Rows from a figure dataset

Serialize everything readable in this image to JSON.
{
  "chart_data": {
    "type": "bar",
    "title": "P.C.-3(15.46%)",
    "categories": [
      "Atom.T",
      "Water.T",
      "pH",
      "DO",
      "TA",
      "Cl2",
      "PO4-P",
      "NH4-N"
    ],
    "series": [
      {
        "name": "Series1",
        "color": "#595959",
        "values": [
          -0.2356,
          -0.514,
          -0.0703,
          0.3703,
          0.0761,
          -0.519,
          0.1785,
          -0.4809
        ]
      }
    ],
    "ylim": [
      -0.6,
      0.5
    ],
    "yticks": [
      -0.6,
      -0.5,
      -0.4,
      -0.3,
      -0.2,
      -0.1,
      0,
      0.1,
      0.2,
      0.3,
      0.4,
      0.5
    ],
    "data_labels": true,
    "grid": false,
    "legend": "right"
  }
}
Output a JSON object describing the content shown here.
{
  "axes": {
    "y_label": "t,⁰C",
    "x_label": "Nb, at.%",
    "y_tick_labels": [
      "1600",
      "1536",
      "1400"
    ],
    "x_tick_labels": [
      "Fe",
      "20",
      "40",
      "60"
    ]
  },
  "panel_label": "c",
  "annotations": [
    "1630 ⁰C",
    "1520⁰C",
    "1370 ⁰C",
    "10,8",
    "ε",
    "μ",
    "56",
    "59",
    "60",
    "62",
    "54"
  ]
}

> **Directions**:
Reproduce the records in full, exactly as written.

> **Reply**:
Serialize everything readable in this image to JSON.
{
  "chart_data": {
    "type": "bar",
    "title": "P.C.-3(15.46%)",
    "categories": [
      "Atom.T",
      "Water.T",
      "pH",
      "DO",
      "TA",
      "Cl2",
      "PO4-P",
      "NH4-N"
    ],
    "series": [
      {
        "name": "Series1",
        "color": "#595959",
        "values": [
          -0.2356,
          -0.514,
          -0.0703,
          0.3703,
          0.0761,
          -0.519,
          0.1785,
          -0.4809
        ]
      }
    ],
    "ylim": [
      -0.6,
      0.5
    ],
    "yticks": [
      -0.6,
      -0.5,
      -0.4,
      -0.3,
      -0.2,
      -0.1,
      0,
      0.1,
      0.2,
      0.3,
      0.4,
      0.5
    ],
    "data_labels": true,
    "grid": false,
    "legend": "right"
  }
}
Output a JSON object describing the content shown here.
{
  "axes": {
    "y_label": "t,⁰C",
    "x_label": "Nb, at.%",
    "y_tick_labels": [
      "1600",
      "1536",
      "1400"
    ],
    "x_tick_labels": [
      "Fe",
      "20",
      "40",
      "60"
    ]
  },
  "panel_label": "c",
  "annotations": [
    "1630 ⁰C",
    "1520⁰C",
    "1370 ⁰C",
    "10,8",
    "ε",
    "μ",
    "56",
    "59",
    "60",
    "62",
    "54"
  ]
}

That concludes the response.